# Old school BMXer back to Urban Street riding! NEED HELP !!!!!!



## imprezawd (Feb 20, 2008)

Sup guys!!! I use to have a couple of sweet DK BMX bikes back before I could drive a car. Got my drivers license and thought I was to cool for bikes anymore :madman: 
SO I got into Street bikes and Dirtbikes and now want to get back into this URBAN ASSAULT. 
I want a bike I can ride on street 90 % of the time doing wheelies, stoppies, gaps, jumps, manuals etc!! 
I can get a awesome deal on Gary Fisher bikes and saw the CRONUS!! LOoks sweet and still can switch gears! But did a search on here and everyone bashed that bike. SO where do I Start????
DO I do SS? Should I buy a bike with front suspension??? Please enlighten me. I am new to all this new Mountain bike urban street stuff. Let me know what you think is best for my situation 
Thank


----------



## snaky69 (Mar 8, 2005)

The Cronus is a lightweight trail bike, the geometry is wrong for the type of riding you're trying to do, and it is not strong enough to withstand it.

Front suspension is fine.

What's your budget?


----------



## imprezawd (Feb 20, 2008)

I can spend upto 800 maybe a lil more but I know some managers at bike stores so I might buy a 1000 bike for 600. I am just new to this style of bike and not sure what to get?? I want to ride it on the street for excersize and then have fun doing wheelies and urban assault city riding!!! 
What do u mean the geometry is wrong? I thought it was a Urban style bike? What should I be looking at? And the advantage of a SS over Gears?? And should i get front forks suspension??? 
Thanks a lot @#!!!!!!!!!!!!!!!!!!!!!


----------



## imprezawd (Feb 20, 2008)

I WANT FRONT DISC BRAKES TOO!! Lots of stoppies and manuals and stuff like that. Not much of any dirt jumping....


----------



## snaky69 (Mar 8, 2005)

Most dirt jumping bikes from major manufacturers will have front suspension, so you pretty are stuck with it from the get go, so yes, you'll have a front suspension. Most come with a front brake as well.

You can buy an aftermarket rigid fork and sell off your suspension fork if you'd rather have a bigger BMX like bike.

With that said, almost all manufacturers have a dirt jumping bike in your price range, you should try as many as you can and buy the one you like most.


----------



## imprezawd (Feb 20, 2008)

So no gary fisher bikes then?? What size should i buy? I am 5'7 and 140lbs. I want this to be a stunt/street hooligan bike you know!!! ANy recommendations??


----------



## snaky69 (Mar 8, 2005)

Gary fisher does have dirt jumping bikes, the bigg'ns series. I'm not too fond of them though, I don't like the way they ride, but some people love them.


----------



## imprezawd (Feb 20, 2008)

like the fisher Mullet DJ bikes?? ANd what should i get SS or or gears?? What the pros and cons?


----------



## snaky69 (Mar 8, 2005)

Click the link on my signature, even if you buy a geared bike you can convert it to singlespeed pretty easily.


----------



## sealclubber (Apr 10, 2007)

anyone else get the feeling he never really had any sweet dk bmx bikes...

• Exercises to complete:
a) In the bike forum thread, turn the paragraph that starts "Most dirt jumping bikes from major manufacturers" into a short bulleted list that keeps its main facts.
b) Write the next post in the bike forum thread, picking up after its final post.
The records after this point stand apart from the bike forum thread.

• Record extracts:
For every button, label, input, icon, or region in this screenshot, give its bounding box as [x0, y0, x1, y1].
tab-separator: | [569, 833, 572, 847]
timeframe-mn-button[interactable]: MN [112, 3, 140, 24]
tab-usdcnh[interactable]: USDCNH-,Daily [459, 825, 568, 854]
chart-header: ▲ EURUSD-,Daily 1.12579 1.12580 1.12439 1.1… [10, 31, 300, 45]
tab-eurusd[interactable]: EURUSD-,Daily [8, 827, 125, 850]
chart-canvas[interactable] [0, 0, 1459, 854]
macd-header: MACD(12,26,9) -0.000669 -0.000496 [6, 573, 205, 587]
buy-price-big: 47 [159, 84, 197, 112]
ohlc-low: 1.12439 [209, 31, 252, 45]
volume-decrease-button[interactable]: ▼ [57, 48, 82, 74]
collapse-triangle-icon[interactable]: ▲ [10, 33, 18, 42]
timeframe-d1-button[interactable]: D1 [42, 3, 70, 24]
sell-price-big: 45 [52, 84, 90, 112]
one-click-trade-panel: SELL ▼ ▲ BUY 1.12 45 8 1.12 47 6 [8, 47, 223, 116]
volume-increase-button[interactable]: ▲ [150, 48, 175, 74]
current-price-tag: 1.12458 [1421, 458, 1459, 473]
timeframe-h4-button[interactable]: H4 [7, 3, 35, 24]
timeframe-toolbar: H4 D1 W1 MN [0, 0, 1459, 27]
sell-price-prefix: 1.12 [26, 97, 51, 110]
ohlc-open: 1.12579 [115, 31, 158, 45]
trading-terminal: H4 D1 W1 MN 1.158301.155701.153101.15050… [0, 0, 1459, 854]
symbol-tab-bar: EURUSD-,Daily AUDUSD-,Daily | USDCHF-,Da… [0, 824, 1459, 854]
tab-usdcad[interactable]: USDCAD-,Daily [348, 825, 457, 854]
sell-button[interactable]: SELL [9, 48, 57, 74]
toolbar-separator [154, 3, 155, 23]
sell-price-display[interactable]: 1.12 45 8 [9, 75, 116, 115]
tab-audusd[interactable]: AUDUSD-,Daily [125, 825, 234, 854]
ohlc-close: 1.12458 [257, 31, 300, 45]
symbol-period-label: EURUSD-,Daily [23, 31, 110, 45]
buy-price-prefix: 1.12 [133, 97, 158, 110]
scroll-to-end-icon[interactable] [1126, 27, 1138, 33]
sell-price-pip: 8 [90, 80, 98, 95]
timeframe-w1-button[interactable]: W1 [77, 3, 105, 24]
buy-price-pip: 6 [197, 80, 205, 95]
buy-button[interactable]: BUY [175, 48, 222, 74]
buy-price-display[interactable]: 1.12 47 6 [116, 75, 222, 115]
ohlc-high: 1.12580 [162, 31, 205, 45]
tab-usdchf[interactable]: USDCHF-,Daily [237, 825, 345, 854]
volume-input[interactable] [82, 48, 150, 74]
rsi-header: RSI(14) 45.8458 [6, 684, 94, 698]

• Answers provided:
a)
- Most dirt jumping bikes from major manufacturers come with front suspension, so the buyer will have it from the start.
- Most of them also come with a front brake.

b)
----------



## imprezawd (Feb 20, 2008)

hhah yes I did to have some really nice DK bikes!!! I loved them. Its just been ten years and a lot has changed ass hole!!!! 
So any other bikes i should be looking at>>>??? 
and the reason I ask all these ?'s is why the hell do u want to make a Mountain bike a BMX bike when u already have BMX bikes out? Thats why this whole SS is weird to me..


----------



## imprezawd (Feb 20, 2008)

oh and all these DJ bikes i have seen dont have a front brake? What kind of bikes do I see thee guys using int hese video hopping from one object to the other? They have front and rear brakes and look like a DJ ?


----------



## BikeSATORI (Mar 20, 2004)

Get a trials bike. Norco Evolve is in your price range.


----------



## imprezawd (Feb 20, 2008)

yea that looks more like what I am talking about !! What else >>???
I have seen Kona Norco Giant STP and Specialized p 3's .. Where can i buy these trials / urban bikes?


----------



## sealclubber (Apr 10, 2007)

riding sweet dks 10+ years ago yet you talk like youre 16 years old

right...


----------



## PaintPeelinPbody (Feb 3, 2004)

Yo, go to JensonUSA.com!!! Look at complete bikes!!!! Pick up an Eastern Night Train and put a front brake on it?!?!?!

Or an STP!!!!


----------



## Strauss (Apr 27, 2007)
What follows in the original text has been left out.